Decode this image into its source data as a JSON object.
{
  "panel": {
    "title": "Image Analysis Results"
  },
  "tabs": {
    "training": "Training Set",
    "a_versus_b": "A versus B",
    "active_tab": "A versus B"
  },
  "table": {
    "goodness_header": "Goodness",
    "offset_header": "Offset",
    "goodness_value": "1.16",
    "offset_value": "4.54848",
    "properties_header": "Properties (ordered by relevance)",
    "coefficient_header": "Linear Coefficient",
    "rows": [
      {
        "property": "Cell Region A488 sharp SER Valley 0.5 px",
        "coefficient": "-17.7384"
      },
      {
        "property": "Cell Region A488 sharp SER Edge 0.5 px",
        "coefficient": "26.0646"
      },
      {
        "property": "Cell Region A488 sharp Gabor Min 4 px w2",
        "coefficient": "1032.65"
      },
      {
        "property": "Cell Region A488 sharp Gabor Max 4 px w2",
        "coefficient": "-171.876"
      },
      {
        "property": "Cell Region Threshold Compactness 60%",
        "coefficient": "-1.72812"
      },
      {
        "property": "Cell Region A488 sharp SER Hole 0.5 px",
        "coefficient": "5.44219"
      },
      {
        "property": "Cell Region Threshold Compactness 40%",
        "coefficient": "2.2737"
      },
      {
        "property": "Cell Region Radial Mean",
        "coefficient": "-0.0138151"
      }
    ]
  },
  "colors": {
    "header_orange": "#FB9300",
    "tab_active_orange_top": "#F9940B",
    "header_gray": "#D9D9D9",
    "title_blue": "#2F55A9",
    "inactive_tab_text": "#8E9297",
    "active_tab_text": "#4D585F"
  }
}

+-------+

# What you need to do:
Extract the complete listing verbatim.

# Task answer:
Decode this image into its source data as a JSON object.
{
  "panel": {
    "title": "Image Analysis Results"
  },
  "tabs": {
    "training": "Training Set",
    "a_versus_b": "A versus B",
    "active_tab": "A versus B"
  },
  "table": {
    "goodness_header": "Goodness",
    "offset_header": "Offset",
    "goodness_value": "1.16",
    "offset_value": "4.54848",
    "properties_header": "Properties (ordered by relevance)",
    "coefficient_header": "Linear Coefficient",
    "rows": [
      {
        "property": "Cell Region A488 sharp SER Valley 0.5 px",
        "coefficient": "-17.7384"
      },
      {
        "property": "Cell Region A488 sharp SER Edge 0.5 px",
        "coefficient": "26.0646"
      },
      {
        "property": "Cell Region A488 sharp Gabor Min 4 px w2",
        "coefficient": "1032.65"
      },
      {
        "property": "Cell Region A488 sharp Gabor Max 4 px w2",
        "coefficient": "-171.876"
      },
      {
        "property": "Cell Region Threshold Compactness 60%",
        "coefficient": "-1.72812"
      },
      {
        "property": "Cell Region A488 sharp SER Hole 0.5 px",
        "coefficient": "5.44219"
      },
      {
        "property": "Cell Region Threshold Compactness 40%",
        "coefficient": "2.2737"
      },
      {
        "property": "Cell Region Radial Mean",
        "coefficient": "-0.0138151"
      }
    ]
  },
  "colors": {
    "header_orange": "#FB9300",
    "tab_active_orange_top": "#F9940B",
    "header_gray": "#D9D9D9",
    "title_blue": "#2F55A9",
    "inactive_tab_text": "#8E9297",
    "active_tab_text": "#4D585F"
  }
}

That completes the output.